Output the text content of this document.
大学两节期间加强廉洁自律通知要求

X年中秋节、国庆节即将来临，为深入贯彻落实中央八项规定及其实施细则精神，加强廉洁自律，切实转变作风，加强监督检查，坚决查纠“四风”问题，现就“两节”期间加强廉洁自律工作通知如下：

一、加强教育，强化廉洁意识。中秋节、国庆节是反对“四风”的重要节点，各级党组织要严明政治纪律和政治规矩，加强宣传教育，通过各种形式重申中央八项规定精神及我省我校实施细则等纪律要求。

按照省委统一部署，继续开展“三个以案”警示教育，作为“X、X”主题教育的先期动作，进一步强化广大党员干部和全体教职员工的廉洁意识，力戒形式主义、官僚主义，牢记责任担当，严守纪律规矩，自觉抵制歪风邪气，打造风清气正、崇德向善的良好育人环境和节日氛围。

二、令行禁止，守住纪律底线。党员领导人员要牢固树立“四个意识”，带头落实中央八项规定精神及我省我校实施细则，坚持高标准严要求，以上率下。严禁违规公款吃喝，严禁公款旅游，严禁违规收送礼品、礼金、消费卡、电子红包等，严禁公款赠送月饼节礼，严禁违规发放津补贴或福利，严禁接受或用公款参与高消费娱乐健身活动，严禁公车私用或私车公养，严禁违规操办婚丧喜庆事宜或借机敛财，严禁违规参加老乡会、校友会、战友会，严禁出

:: What is asked ::
Take the entries above and copy them out exactly.

:: Response ::
Output the text content of this document.
大学两节期间加强廉洁自律通知要求

X年中秋节、国庆节即将来临，为深入贯彻落实中央八项规定及其实施细则精神，加强廉洁自律，切实转变作风，加强监督检查，坚决查纠“四风”问题，现就“两节”期间加强廉洁自律工作通知如下：

一、加强教育，强化廉洁意识。中秋节、国庆节是反对“四风”的重要节点，各级党组织要严明政治纪律和政治规矩，加强宣传教育，通过各种形式重申中央八项规定精神及我省我校实施细则等纪律要求。

按照省委统一部署，继续开展“三个以案”警示教育，作为“X、X”主题教育的先期动作，进一步强化广大党员干部和全体教职员工的廉洁意识，力戒形式主义、官僚主义，牢记责任担当，严守纪律规矩，自觉抵制歪风邪气，打造风清气正、崇德向善的良好育人环境和节日氛围。

二、令行禁止，守住纪律底线。党员领导人员要牢固树立“四个意识”，带头落实中央八项规定精神及我省我校实施细则，坚持高标准严要求，以上率下。严禁违规公款吃喝，严禁公款旅游，严禁违规收送礼品、礼金、消费卡、电子红包等，严禁公款赠送月饼节礼，严禁违规发放津补贴或福利，严禁接受或用公款参与高消费娱乐健身活动，严禁公车私用或私车公养，严禁违规操办婚丧喜庆事宜或借机敛财，严禁违规参加老乡会、校友会、战友会，严禁出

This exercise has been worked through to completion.